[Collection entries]
........
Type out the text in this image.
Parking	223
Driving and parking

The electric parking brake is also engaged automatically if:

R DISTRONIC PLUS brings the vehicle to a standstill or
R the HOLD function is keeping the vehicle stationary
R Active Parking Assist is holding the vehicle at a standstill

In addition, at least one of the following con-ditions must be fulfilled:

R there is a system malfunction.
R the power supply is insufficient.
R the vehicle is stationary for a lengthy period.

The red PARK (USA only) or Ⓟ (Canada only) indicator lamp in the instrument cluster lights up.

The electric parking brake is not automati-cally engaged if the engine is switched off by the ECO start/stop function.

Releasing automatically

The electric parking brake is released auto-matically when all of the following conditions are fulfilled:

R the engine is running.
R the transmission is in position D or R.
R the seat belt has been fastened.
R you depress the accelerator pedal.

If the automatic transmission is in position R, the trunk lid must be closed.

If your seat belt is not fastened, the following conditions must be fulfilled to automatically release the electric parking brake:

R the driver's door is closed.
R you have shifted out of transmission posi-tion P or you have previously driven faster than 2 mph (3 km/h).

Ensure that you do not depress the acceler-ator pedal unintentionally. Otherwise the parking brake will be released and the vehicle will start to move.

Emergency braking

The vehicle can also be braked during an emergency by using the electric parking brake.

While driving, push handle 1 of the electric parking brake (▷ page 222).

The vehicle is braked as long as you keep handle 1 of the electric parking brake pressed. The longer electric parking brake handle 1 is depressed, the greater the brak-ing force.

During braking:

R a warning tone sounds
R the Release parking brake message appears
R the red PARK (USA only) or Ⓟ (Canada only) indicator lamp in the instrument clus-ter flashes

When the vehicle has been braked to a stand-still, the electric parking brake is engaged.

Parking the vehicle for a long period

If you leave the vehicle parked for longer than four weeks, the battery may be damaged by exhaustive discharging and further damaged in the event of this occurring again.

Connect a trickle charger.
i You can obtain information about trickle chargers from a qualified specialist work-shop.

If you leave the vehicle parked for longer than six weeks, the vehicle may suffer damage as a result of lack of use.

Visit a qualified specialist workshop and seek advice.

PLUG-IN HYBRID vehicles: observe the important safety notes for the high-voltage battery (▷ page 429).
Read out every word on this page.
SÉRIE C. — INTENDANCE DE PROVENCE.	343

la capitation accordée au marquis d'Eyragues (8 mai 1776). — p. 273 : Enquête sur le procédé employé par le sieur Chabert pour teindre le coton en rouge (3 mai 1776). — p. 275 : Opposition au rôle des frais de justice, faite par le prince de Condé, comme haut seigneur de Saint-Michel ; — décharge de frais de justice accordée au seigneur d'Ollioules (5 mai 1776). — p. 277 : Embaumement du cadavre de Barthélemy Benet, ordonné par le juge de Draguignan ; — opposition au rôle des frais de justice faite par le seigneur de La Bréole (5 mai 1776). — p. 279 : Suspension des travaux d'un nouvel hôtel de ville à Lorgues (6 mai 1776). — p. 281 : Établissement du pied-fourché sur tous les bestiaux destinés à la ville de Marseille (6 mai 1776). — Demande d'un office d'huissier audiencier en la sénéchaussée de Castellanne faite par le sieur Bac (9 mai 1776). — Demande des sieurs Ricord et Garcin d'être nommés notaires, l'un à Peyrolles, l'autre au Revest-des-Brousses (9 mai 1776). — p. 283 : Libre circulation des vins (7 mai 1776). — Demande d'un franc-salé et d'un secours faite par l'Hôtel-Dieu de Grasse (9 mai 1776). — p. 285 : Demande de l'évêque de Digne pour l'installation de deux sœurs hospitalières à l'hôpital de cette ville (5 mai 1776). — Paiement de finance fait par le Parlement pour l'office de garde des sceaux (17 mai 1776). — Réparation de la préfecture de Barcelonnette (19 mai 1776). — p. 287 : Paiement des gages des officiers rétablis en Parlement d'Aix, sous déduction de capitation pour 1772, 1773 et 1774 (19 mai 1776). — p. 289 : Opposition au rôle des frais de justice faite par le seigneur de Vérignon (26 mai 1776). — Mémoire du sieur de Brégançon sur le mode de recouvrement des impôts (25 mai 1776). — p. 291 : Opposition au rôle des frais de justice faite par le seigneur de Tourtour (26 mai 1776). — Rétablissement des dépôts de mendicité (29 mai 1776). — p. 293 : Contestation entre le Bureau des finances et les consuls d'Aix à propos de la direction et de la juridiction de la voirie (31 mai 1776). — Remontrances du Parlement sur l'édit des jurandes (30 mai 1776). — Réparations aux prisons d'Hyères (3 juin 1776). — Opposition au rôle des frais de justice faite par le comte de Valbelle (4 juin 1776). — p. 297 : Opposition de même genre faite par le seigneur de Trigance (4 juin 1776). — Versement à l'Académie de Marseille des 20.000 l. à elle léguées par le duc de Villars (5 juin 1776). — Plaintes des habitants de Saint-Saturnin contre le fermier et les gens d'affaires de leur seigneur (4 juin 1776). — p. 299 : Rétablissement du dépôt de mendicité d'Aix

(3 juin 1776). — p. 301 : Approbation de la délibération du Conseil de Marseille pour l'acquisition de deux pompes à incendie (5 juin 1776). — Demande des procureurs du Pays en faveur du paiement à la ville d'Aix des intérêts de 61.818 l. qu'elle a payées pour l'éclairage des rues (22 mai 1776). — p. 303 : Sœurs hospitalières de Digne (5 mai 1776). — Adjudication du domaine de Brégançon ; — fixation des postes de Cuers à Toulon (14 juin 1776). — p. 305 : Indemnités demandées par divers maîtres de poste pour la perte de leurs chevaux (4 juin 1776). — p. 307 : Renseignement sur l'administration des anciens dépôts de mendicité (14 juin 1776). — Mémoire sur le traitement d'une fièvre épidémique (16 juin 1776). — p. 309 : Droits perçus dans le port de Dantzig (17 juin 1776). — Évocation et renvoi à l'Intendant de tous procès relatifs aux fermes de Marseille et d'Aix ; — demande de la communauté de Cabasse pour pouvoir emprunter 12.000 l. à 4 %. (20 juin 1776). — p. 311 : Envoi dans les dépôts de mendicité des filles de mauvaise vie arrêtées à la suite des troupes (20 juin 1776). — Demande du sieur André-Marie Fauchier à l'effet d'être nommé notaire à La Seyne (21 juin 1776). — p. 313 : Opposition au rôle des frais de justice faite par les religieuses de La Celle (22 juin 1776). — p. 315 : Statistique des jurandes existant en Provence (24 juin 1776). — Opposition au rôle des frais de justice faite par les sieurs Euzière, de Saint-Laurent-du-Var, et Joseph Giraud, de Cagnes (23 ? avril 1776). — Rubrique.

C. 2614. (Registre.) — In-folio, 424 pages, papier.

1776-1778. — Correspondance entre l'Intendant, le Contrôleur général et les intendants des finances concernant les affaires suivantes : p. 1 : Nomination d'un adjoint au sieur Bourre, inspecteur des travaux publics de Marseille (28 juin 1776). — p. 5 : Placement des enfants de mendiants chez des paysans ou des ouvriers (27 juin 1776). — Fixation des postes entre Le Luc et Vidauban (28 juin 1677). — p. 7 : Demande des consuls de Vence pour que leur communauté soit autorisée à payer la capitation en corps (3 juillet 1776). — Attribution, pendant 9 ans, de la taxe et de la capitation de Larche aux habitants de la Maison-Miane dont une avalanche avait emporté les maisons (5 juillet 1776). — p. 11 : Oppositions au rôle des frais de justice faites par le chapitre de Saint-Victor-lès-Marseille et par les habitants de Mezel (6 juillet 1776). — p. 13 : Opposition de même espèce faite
........
SET EXERCISE: From the material, report only how many lines include the word "closed".

RESULT: 2